◆ Set exercise
Read through the data and report every line in which the word "name" occurs.

◆ Given data
#####
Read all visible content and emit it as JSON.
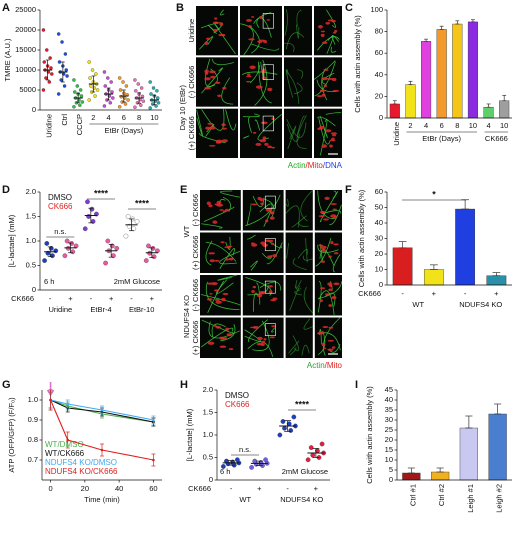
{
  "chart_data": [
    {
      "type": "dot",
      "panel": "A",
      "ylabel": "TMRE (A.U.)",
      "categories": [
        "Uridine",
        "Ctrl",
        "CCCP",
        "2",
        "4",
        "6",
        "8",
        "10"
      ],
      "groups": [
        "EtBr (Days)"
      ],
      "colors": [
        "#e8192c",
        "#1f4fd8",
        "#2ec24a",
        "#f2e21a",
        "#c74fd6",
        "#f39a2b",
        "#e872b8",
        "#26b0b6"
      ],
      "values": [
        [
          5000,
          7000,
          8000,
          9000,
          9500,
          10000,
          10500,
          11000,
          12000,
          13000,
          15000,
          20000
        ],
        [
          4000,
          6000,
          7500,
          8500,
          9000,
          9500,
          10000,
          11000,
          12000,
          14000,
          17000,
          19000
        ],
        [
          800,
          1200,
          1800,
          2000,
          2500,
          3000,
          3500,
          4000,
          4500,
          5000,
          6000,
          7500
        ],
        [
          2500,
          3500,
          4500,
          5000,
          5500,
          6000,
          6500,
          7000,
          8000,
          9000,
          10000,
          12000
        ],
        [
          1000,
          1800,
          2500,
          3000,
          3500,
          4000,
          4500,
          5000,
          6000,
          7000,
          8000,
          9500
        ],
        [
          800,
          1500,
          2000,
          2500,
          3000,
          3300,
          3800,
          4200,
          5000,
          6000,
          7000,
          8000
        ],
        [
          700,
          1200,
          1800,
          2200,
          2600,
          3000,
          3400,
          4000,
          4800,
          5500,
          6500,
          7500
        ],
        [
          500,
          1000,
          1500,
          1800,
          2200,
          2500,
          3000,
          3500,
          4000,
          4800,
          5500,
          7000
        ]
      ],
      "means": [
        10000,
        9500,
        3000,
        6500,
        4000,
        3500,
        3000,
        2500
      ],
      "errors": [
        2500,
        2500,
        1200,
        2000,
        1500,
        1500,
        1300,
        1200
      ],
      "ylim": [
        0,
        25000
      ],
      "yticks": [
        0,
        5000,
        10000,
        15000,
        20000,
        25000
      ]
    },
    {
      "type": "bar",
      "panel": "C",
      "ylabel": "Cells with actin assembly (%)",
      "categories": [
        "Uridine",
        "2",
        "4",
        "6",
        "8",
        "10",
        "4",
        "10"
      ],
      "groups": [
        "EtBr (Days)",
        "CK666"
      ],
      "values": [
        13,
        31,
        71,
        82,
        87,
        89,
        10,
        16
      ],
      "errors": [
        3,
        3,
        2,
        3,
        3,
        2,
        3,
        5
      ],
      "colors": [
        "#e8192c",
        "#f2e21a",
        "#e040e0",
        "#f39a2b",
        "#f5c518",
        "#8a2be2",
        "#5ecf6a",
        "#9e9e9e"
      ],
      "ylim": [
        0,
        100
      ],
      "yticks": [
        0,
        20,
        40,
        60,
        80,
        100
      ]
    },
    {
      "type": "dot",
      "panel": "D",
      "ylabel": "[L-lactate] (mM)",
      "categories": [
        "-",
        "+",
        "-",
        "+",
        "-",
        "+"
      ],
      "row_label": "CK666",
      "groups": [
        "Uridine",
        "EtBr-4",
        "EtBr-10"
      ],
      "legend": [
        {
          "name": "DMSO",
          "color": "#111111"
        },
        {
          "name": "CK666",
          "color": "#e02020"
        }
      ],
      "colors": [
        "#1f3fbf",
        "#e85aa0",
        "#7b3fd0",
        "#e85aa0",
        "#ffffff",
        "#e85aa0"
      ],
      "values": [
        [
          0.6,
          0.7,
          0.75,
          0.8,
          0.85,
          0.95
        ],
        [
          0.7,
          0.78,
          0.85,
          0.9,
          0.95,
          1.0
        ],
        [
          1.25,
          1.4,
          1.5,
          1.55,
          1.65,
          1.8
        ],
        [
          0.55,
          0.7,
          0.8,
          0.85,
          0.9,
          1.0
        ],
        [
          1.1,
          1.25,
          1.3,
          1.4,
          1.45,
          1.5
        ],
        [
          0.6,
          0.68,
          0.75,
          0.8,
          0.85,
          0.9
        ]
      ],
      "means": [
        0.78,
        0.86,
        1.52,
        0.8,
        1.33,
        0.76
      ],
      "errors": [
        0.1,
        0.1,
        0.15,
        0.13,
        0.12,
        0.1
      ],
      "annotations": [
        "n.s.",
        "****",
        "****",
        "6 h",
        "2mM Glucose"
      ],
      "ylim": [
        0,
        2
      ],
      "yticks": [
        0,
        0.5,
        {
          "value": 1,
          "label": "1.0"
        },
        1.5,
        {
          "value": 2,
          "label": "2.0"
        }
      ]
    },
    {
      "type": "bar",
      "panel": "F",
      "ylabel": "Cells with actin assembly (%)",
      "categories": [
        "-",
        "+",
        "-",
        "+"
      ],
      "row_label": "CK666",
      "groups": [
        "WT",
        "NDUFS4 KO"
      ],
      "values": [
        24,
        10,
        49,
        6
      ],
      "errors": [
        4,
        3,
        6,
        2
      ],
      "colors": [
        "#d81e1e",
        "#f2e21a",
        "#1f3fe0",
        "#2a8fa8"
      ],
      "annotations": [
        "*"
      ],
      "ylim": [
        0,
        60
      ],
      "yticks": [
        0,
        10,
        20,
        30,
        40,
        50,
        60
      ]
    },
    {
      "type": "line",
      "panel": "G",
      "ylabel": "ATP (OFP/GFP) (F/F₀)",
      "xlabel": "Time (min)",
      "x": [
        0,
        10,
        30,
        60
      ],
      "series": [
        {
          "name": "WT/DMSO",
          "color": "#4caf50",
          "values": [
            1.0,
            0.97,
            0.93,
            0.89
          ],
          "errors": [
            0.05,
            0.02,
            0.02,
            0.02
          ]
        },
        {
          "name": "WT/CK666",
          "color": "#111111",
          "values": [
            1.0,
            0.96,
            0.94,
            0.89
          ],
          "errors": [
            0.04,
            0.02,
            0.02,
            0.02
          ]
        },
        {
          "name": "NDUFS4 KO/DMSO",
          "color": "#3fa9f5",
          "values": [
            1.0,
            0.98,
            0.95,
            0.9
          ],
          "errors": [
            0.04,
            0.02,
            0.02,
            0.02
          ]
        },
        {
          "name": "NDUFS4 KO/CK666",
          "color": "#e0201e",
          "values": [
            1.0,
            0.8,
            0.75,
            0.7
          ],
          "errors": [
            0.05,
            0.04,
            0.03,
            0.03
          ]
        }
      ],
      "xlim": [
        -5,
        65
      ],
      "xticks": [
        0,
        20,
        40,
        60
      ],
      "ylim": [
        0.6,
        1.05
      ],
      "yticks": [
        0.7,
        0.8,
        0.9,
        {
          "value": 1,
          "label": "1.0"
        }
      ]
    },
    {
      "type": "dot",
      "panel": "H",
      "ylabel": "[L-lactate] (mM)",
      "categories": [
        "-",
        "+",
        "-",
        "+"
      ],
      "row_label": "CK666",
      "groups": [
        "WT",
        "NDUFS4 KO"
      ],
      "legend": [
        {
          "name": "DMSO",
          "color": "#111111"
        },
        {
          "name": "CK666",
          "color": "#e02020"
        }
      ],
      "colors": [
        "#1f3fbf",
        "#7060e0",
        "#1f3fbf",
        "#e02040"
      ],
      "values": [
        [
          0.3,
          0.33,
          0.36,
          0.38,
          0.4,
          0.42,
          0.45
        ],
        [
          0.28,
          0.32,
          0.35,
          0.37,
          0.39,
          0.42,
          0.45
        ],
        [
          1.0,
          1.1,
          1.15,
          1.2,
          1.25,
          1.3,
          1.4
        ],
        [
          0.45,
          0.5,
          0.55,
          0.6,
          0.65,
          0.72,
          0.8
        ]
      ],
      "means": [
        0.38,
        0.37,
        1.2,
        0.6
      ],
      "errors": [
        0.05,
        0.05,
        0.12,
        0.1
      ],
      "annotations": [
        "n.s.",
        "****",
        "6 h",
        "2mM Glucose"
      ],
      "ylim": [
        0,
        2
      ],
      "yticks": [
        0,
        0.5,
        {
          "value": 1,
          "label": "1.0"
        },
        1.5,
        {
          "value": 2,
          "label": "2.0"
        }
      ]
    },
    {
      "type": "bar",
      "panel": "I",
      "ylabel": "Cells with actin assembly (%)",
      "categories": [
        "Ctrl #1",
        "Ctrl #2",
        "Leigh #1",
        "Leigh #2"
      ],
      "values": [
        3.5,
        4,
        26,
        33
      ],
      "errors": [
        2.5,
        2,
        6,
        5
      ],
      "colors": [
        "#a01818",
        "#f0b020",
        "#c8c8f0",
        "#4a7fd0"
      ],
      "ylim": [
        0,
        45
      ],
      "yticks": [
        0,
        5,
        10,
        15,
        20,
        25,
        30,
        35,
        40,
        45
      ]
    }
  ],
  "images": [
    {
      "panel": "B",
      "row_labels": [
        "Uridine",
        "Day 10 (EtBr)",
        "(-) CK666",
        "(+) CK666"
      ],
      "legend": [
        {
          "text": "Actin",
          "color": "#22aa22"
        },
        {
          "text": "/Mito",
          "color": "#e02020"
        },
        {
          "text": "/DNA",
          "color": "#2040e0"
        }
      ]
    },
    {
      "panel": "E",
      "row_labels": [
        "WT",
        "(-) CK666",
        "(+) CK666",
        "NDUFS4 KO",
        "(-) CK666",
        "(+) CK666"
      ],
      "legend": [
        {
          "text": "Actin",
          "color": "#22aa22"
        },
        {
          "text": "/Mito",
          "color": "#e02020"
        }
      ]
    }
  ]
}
#####
◆ Exercise response
          "name": "DMSO",
          "name": "CK666",
          "name": "WT/DMSO",
          "name": "WT/CK666",
          "name": "NDUFS4 KO/DMSO",
          "name": "NDUFS4 KO/CK666",
          "name": "DMSO",
          "name": "CK666",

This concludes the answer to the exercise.